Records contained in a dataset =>

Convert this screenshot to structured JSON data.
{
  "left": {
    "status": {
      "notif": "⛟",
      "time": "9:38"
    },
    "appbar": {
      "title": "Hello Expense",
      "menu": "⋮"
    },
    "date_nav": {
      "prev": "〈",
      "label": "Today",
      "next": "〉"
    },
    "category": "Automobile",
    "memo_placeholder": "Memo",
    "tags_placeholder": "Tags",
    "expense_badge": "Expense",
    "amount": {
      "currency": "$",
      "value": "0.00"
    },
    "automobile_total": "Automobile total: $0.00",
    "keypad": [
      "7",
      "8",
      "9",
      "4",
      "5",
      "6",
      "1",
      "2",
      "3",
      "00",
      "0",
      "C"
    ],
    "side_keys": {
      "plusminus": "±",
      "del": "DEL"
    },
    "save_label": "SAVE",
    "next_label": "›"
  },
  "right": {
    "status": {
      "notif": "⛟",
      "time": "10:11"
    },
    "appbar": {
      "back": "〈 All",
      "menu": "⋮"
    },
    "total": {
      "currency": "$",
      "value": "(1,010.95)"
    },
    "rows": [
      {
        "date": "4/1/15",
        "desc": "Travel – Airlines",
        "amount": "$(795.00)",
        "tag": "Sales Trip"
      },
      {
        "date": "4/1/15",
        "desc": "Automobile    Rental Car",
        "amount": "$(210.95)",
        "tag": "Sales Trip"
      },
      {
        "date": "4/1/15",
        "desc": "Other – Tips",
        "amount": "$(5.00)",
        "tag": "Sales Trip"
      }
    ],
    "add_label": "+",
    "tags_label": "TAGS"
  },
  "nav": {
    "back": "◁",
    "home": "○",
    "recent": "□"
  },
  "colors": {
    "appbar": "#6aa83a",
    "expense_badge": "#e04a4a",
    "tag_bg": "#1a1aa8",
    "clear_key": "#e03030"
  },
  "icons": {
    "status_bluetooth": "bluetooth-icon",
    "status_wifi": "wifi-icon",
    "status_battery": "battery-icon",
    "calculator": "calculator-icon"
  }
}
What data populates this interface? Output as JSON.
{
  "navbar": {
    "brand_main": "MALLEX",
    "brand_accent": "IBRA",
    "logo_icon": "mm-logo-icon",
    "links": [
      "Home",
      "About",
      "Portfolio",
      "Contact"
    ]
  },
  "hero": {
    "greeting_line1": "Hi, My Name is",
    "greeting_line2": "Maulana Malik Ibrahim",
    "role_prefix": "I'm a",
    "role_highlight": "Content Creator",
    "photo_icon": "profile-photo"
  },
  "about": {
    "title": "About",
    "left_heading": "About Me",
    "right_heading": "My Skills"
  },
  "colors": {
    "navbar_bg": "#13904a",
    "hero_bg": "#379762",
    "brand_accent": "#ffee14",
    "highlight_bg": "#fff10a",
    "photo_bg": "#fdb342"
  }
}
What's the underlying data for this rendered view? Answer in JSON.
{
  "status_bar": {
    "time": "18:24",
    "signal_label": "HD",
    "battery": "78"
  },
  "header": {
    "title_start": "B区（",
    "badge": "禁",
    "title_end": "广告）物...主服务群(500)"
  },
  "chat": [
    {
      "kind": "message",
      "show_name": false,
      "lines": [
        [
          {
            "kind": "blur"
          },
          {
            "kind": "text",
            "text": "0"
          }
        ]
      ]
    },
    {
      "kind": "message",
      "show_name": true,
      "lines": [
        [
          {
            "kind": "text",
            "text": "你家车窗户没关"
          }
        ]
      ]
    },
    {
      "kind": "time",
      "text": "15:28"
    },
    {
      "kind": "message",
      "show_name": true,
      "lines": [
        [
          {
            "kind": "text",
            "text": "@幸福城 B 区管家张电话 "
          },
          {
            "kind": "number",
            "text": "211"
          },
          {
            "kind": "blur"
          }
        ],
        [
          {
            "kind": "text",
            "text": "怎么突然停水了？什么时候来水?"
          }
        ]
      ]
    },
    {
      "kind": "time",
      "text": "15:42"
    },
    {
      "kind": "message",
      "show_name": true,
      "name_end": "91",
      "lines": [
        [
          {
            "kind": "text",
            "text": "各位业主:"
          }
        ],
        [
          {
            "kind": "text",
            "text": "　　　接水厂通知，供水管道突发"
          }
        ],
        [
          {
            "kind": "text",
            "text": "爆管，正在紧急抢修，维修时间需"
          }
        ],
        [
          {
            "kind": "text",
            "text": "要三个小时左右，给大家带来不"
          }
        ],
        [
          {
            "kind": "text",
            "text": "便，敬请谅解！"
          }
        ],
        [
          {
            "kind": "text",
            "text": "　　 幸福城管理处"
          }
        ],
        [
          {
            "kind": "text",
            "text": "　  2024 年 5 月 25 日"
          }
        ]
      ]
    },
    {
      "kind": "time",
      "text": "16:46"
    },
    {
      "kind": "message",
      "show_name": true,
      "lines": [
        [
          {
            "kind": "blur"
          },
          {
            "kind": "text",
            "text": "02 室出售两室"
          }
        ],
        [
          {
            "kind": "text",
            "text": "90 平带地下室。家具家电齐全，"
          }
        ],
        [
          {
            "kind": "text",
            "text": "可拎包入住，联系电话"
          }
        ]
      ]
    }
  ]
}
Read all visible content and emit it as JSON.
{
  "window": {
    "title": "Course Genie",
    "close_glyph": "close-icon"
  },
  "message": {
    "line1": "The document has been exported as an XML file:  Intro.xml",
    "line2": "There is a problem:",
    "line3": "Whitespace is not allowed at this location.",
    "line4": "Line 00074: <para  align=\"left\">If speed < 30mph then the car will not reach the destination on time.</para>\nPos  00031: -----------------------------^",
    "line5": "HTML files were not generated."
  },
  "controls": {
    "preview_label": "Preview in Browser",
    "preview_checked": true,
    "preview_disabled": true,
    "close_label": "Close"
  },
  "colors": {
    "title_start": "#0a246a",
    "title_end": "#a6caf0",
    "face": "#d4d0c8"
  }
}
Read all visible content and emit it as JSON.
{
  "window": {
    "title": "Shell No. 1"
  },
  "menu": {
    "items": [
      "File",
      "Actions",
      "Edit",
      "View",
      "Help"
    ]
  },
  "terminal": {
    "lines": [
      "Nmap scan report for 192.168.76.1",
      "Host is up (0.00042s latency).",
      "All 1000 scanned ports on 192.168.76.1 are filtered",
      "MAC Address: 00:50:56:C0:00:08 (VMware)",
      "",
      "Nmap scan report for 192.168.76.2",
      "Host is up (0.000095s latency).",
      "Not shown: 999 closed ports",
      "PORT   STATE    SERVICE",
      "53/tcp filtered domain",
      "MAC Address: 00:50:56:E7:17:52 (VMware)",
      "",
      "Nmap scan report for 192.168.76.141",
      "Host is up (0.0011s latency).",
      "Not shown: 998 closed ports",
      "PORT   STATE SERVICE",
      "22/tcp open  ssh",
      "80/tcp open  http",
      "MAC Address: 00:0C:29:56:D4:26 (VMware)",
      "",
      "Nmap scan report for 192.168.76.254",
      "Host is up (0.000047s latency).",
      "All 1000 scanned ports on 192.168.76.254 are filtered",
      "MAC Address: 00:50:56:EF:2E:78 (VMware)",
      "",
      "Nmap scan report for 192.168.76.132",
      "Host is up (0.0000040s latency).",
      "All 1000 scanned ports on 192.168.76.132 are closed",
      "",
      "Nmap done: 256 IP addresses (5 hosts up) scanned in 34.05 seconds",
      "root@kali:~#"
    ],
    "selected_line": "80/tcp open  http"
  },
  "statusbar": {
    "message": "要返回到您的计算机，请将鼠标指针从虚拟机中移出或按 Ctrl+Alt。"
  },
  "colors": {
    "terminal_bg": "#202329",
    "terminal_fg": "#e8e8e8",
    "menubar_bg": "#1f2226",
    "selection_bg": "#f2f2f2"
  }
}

SHORT EXERCISE => Print all of the data exactly as it was given.

FINAL RESULT =>
Convert this screenshot to structured JSON data.
{
  "left": {
    "status": {
      "notif": "⛟",
      "time": "9:38"
    },
    "appbar": {
      "title": "Hello Expense",
      "menu": "⋮"
    },
    "date_nav": {
      "prev": "〈",
      "label": "Today",
      "next": "〉"
    },
    "category": "Automobile",
    "memo_placeholder": "Memo",
    "tags_placeholder": "Tags",
    "expense_badge": "Expense",
    "amount": {
      "currency": "$",
      "value": "0.00"
    },
    "automobile_total": "Automobile total: $0.00",
    "keypad": [
      "7",
      "8",
      "9",
      "4",
      "5",
      "6",
      "1",
      "2",
      "3",
      "00",
      "0",
      "C"
    ],
    "side_keys": {
      "plusminus": "±",
      "del": "DEL"
    },
    "save_label": "SAVE",
    "next_label": "›"
  },
  "right": {
    "status": {
      "notif": "⛟",
      "time": "10:11"
    },
    "appbar": {
      "back": "〈 All",
      "menu": "⋮"
    },
    "total": {
      "currency": "$",
      "value": "(1,010.95)"
    },
    "rows": [
      {
        "date": "4/1/15",
        "desc": "Travel – Airlines",
        "amount": "$(795.00)",
        "tag": "Sales Trip"
      },
      {
        "date": "4/1/15",
        "desc": "Automobile    Rental Car",
        "amount": "$(210.95)",
        "tag": "Sales Trip"
      },
      {
        "date": "4/1/15",
        "desc": "Other – Tips",
        "amount": "$(5.00)",
        "tag": "Sales Trip"
      }
    ],
    "add_label": "+",
    "tags_label": "TAGS"
  },
  "nav": {
    "back": "◁",
    "home": "○",
    "recent": "□"
  },
  "colors": {
    "appbar": "#6aa83a",
    "expense_badge": "#e04a4a",
    "tag_bg": "#1a1aa8",
    "clear_key": "#e03030"
  },
  "icons": {
    "status_bluetooth": "bluetooth-icon",
    "status_wifi": "wifi-icon",
    "status_battery": "battery-icon",
    "calculator": "calculator-icon"
  }
}
What data populates this interface? Output as JSON.
{
  "navbar": {
    "brand_main": "MALLEX",
    "brand_accent": "IBRA",
    "logo_icon": "mm-logo-icon",
    "links": [
      "Home",
      "About",
      "Portfolio",
      "Contact"
    ]
  },
  "hero": {
    "greeting_line1": "Hi, My Name is",
    "greeting_line2": "Maulana Malik Ibrahim",
    "role_prefix": "I'm a",
    "role_highlight": "Content Creator",
    "photo_icon": "profile-photo"
  },
  "about": {
    "title": "About",
    "left_heading": "About Me",
    "right_heading": "My Skills"
  },
  "colors": {
    "navbar_bg": "#13904a",
    "hero_bg": "#379762",
    "brand_accent": "#ffee14",
    "highlight_bg": "#fff10a",
    "photo_bg": "#fdb342"
  }
}
What's the underlying data for this rendered view? Answer in JSON.
{
  "status_bar": {
    "time": "18:24",
    "signal_label": "HD",
    "battery": "78"
  },
  "header": {
    "title_start": "B区（",
    "badge": "禁",
    "title_end": "广告）物...主服务群(500)"
  },
  "chat": [
    {
      "kind": "message",
      "show_name": false,
      "lines": [
        [
          {
            "kind": "blur"
          },
          {
            "kind": "text",
            "text": "0"
          }
        ]
      ]
    },
    {
      "kind": "message",
      "show_name": true,
      "lines": [
        [
          {
            "kind": "text",
            "text": "你家车窗户没关"
          }
        ]
      ]
    },
    {
      "kind": "time",
      "text": "15:28"
    },
    {
      "kind": "message",
      "show_name": true,
      "lines": [
        [
          {
            "kind": "text",
            "text": "@幸福城 B 区管家张电话 "
          },
          {
            "kind": "number",
            "text": "211"
          },
          {
            "kind": "blur"
          }
        ],
        [
          {
            "kind": "text",
            "text": "怎么突然停水了？什么时候来水?"
          }
        ]
      ]
    },
    {
      "kind": "time",
      "text": "15:42"
    },
    {
      "kind": "message",
      "show_name": true,
      "name_end": "91",
      "lines": [
        [
          {
            "kind": "text",
            "text": "各位业主:"
          }
        ],
        [
          {
            "kind": "text",
            "text": "　　　接水厂通知，供水管道突发"
          }
        ],
        [
          {
            "kind": "text",
            "text": "爆管，正在紧急抢修，维修时间需"
          }
        ],
        [
          {
            "kind": "text",
            "text": "要三个小时左右，给大家带来不"
          }
        ],
        [
          {
            "kind": "text",
            "text": "便，敬请谅解！"
          }
        ],
        [
          {
            "kind": "text",
            "text": "　　 幸福城管理处"
          }
        ],
        [
          {
            "kind": "text",
            "text": "　  2024 年 5 月 25 日"
          }
        ]
      ]
    },
    {
      "kind": "time",
      "text": "16:46"
    },
    {
      "kind": "message",
      "show_name": true,
      "lines": [
        [
          {
            "kind": "blur"
          },
          {
            "kind": "text",
            "text": "02 室出售两室"
          }
        ],
        [
          {
            "kind": "text",
            "text": "90 平带地下室。家具家电齐全，"
          }
        ],
        [
          {
            "kind": "text",
            "text": "可拎包入住，联系电话"
          }
        ]
      ]
    }
  ]
}
Read all visible content and emit it as JSON.
{
  "window": {
    "title": "Course Genie",
    "close_glyph": "close-icon"
  },
  "message": {
    "line1": "The document has been exported as an XML file:  Intro.xml",
    "line2": "There is a problem:",
    "line3": "Whitespace is not allowed at this location.",
    "line4": "Line 00074: <para  align=\"left\">If speed < 30mph then the car will not reach the destination on time.</para>\nPos  00031: -----------------------------^",
    "line5": "HTML files were not generated."
  },
  "controls": {
    "preview_label": "Preview in Browser",
    "preview_checked": true,
    "preview_disabled": true,
    "close_label": "Close"
  },
  "colors": {
    "title_start": "#0a246a",
    "title_end": "#a6caf0",
    "face": "#d4d0c8"
  }
}
Read all visible content and emit it as JSON.
{
  "window": {
    "title": "Shell No. 1"
  },
  "menu": {
    "items": [
      "File",
      "Actions",
      "Edit",
      "View",
      "Help"
    ]
  },
  "terminal": {
    "lines": [
      "Nmap scan report for 192.168.76.1",
      "Host is up (0.00042s latency).",
      "All 1000 scanned ports on 192.168.76.1 are filtered",
      "MAC Address: 00:50:56:C0:00:08 (VMware)",
      "",
      "Nmap scan report for 192.168.76.2",
      "Host is up (0.000095s latency).",
      "Not shown: 999 closed ports",
      "PORT   STATE    SERVICE",
      "53/tcp filtered domain",
      "MAC Address: 00:50:56:E7:17:52 (VMware)",
      "",
      "Nmap scan report for 192.168.76.141",
      "Host is up (0.0011s latency).",
      "Not shown: 998 closed ports",
      "PORT   STATE SERVICE",
      "22/tcp open  ssh",
      "80/tcp open  http",
      "MAC Address: 00:0C:29:56:D4:26 (VMware)",
      "",
      "Nmap scan report for 192.168.76.254",
      "Host is up (0.000047s latency).",
      "All 1000 scanned ports on 192.168.76.254 are filtered",
      "MAC Address: 00:50:56:EF:2E:78 (VMware)",
      "",
      "Nmap scan report for 192.168.76.132",
      "Host is up (0.0000040s latency).",
      "All 1000 scanned ports on 192.168.76.132 are closed",
      "",
      "Nmap done: 256 IP addresses (5 hosts up) scanned in 34.05 seconds",
      "root@kali:~#"
    ],
    "selected_line": "80/tcp open  http"
  },
  "statusbar": {
    "message": "要返回到您的计算机，请将鼠标指针从虚拟机中移出或按 Ctrl+Alt。"
  },
  "colors": {
    "terminal_bg": "#202329",
    "terminal_fg": "#e8e8e8",
    "menubar_bg": "#1f2226",
    "selection_bg": "#f2f2f2"
  }
}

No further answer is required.